• **EXERCISE AIM**:
Render every entry verbatim.

───── THE DATA

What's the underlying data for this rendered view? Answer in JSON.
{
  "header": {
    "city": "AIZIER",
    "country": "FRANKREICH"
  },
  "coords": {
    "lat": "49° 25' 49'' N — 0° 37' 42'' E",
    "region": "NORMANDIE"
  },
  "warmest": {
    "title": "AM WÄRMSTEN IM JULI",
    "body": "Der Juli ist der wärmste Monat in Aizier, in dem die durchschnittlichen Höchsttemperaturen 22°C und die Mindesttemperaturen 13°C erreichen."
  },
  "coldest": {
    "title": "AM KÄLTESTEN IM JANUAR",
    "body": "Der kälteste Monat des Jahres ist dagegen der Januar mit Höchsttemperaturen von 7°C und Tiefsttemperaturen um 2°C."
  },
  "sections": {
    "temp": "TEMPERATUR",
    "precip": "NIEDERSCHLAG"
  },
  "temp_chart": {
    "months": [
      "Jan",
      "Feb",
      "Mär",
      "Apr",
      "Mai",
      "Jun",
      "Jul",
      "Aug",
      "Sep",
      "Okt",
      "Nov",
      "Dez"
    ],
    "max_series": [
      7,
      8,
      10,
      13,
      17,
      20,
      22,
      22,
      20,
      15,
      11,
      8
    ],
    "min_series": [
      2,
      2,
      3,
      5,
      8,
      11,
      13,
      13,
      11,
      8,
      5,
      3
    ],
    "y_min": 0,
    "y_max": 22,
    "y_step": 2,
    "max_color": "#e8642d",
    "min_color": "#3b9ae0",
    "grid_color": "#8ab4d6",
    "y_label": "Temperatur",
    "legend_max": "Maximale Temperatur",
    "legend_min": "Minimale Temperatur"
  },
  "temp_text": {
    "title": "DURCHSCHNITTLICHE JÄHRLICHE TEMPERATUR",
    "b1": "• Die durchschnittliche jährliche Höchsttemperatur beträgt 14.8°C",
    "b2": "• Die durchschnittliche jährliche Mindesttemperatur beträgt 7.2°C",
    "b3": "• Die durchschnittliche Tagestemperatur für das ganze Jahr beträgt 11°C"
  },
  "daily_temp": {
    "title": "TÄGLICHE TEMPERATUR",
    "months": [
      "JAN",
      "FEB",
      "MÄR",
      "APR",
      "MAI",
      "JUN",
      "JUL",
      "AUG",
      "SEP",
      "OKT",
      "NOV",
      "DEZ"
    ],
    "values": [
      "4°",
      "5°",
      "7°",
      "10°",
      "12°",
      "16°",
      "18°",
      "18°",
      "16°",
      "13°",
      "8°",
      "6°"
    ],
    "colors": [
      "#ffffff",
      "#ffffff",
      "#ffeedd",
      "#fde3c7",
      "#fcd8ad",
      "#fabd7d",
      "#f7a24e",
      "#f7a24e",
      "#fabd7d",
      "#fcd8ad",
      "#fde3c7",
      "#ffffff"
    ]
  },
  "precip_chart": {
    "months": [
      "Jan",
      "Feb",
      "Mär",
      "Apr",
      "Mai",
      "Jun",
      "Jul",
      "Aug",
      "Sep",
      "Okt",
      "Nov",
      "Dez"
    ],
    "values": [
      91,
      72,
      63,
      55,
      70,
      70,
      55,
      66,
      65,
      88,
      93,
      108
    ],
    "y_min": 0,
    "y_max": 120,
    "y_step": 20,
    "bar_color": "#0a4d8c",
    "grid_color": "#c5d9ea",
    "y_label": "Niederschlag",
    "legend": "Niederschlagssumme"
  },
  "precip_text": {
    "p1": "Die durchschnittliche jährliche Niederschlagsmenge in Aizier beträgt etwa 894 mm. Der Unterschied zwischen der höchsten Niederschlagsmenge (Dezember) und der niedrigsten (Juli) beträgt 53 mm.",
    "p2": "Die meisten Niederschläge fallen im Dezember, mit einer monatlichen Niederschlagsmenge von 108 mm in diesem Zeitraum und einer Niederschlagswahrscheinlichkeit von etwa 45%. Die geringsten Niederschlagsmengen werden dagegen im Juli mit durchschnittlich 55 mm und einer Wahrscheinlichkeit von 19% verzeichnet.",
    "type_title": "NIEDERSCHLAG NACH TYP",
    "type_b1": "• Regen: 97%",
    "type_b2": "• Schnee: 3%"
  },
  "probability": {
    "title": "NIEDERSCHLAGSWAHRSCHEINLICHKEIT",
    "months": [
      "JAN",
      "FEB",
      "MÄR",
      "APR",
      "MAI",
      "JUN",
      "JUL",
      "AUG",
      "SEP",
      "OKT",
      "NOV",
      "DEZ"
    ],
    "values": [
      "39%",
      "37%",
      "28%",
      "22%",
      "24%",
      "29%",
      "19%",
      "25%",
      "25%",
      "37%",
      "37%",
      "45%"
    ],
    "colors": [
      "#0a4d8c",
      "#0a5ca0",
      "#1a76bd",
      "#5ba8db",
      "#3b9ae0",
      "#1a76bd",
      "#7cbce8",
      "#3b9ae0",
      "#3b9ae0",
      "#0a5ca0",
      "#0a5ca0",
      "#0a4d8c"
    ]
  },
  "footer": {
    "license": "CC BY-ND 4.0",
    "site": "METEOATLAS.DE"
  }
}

──────────

• **CORRECT OUTPUT**:
What's the underlying data for this rendered view? Answer in JSON.
{
  "header": {
    "city": "AIZIER",
    "country": "FRANKREICH"
  },
  "coords": {
    "lat": "49° 25' 49'' N — 0° 37' 42'' E",
    "region": "NORMANDIE"
  },
  "warmest": {
    "title": "AM WÄRMSTEN IM JULI",
    "body": "Der Juli ist der wärmste Monat in Aizier, in dem die durchschnittlichen Höchsttemperaturen 22°C und die Mindesttemperaturen 13°C erreichen."
  },
  "coldest": {
    "title": "AM KÄLTESTEN IM JANUAR",
    "body": "Der kälteste Monat des Jahres ist dagegen der Januar mit Höchsttemperaturen von 7°C und Tiefsttemperaturen um 2°C."
  },
  "sections": {
    "temp": "TEMPERATUR",
    "precip": "NIEDERSCHLAG"
  },
  "temp_chart": {
    "months": [
      "Jan",
      "Feb",
      "Mär",
      "Apr",
      "Mai",
      "Jun",
      "Jul",
      "Aug",
      "Sep",
      "Okt",
      "Nov",
      "Dez"
    ],
    "max_series": [
      7,
      8,
      10,
      13,
      17,
      20,
      22,
      22,
      20,
      15,
      11,
      8
    ],
    "min_series": [
      2,
      2,
      3,
      5,
      8,
      11,
      13,
      13,
      11,
      8,
      5,
      3
    ],
    "y_min": 0,
    "y_max": 22,
    "y_step": 2,
    "max_color": "#e8642d",
    "min_color": "#3b9ae0",
    "grid_color": "#8ab4d6",
    "y_label": "Temperatur",
    "legend_max": "Maximale Temperatur",
    "legend_min": "Minimale Temperatur"
  },
  "temp_text": {
    "title": "DURCHSCHNITTLICHE JÄHRLICHE TEMPERATUR",
    "b1": "• Die durchschnittliche jährliche Höchsttemperatur beträgt 14.8°C",
    "b2": "• Die durchschnittliche jährliche Mindesttemperatur beträgt 7.2°C",
    "b3": "• Die durchschnittliche Tagestemperatur für das ganze Jahr beträgt 11°C"
  },
  "daily_temp": {
    "title": "TÄGLICHE TEMPERATUR",
    "months": [
      "JAN",
      "FEB",
      "MÄR",
      "APR",
      "MAI",
      "JUN",
      "JUL",
      "AUG",
      "SEP",
      "OKT",
      "NOV",
      "DEZ"
    ],
    "values": [
      "4°",
      "5°",
      "7°",
      "10°",
      "12°",
      "16°",
      "18°",
      "18°",
      "16°",
      "13°",
      "8°",
      "6°"
    ],
    "colors": [
      "#ffffff",
      "#ffffff",
      "#ffeedd",
      "#fde3c7",
      "#fcd8ad",
      "#fabd7d",
      "#f7a24e",
      "#f7a24e",
      "#fabd7d",
      "#fcd8ad",
      "#fde3c7",
      "#ffffff"
    ]
  },
  "precip_chart": {
    "months": [
      "Jan",
      "Feb",
      "Mär",
      "Apr",
      "Mai",
      "Jun",
      "Jul",
      "Aug",
      "Sep",
      "Okt",
      "Nov",
      "Dez"
    ],
    "values": [
      91,
      72,
      63,
      55,
      70,
      70,
      55,
      66,
      65,
      88,
      93,
      108
    ],
    "y_min": 0,
    "y_max": 120,
    "y_step": 20,
    "bar_color": "#0a4d8c",
    "grid_color": "#c5d9ea",
    "y_label": "Niederschlag",
    "legend": "Niederschlagssumme"
  },
  "precip_text": {
    "p1": "Die durchschnittliche jährliche Niederschlagsmenge in Aizier beträgt etwa 894 mm. Der Unterschied zwischen der höchsten Niederschlagsmenge (Dezember) und der niedrigsten (Juli) beträgt 53 mm.",
    "p2": "Die meisten Niederschläge fallen im Dezember, mit einer monatlichen Niederschlagsmenge von 108 mm in diesem Zeitraum und einer Niederschlagswahrscheinlichkeit von etwa 45%. Die geringsten Niederschlagsmengen werden dagegen im Juli mit durchschnittlich 55 mm und einer Wahrscheinlichkeit von 19% verzeichnet.",
    "type_title": "NIEDERSCHLAG NACH TYP",
    "type_b1": "• Regen: 97%",
    "type_b2": "• Schnee: 3%"
  },
  "probability": {
    "title": "NIEDERSCHLAGSWAHRSCHEINLICHKEIT",
    "months": [
      "JAN",
      "FEB",
      "MÄR",
      "APR",
      "MAI",
      "JUN",
      "JUL",
      "AUG",
      "SEP",
      "OKT",
      "NOV",
      "DEZ"
    ],
    "values": [
      "39%",
      "37%",
      "28%",
      "22%",
      "24%",
      "29%",
      "19%",
      "25%",
      "25%",
      "37%",
      "37%",
      "45%"
    ],
    "colors": [
      "#0a4d8c",
      "#0a5ca0",
      "#1a76bd",
      "#5ba8db",
      "#3b9ae0",
      "#1a76bd",
      "#7cbce8",
      "#3b9ae0",
      "#3b9ae0",
      "#0a5ca0",
      "#0a5ca0",
      "#0a4d8c"
    ]
  },
  "footer": {
    "license": "CC BY-ND 4.0",
    "site": "METEOATLAS.DE"
  }
}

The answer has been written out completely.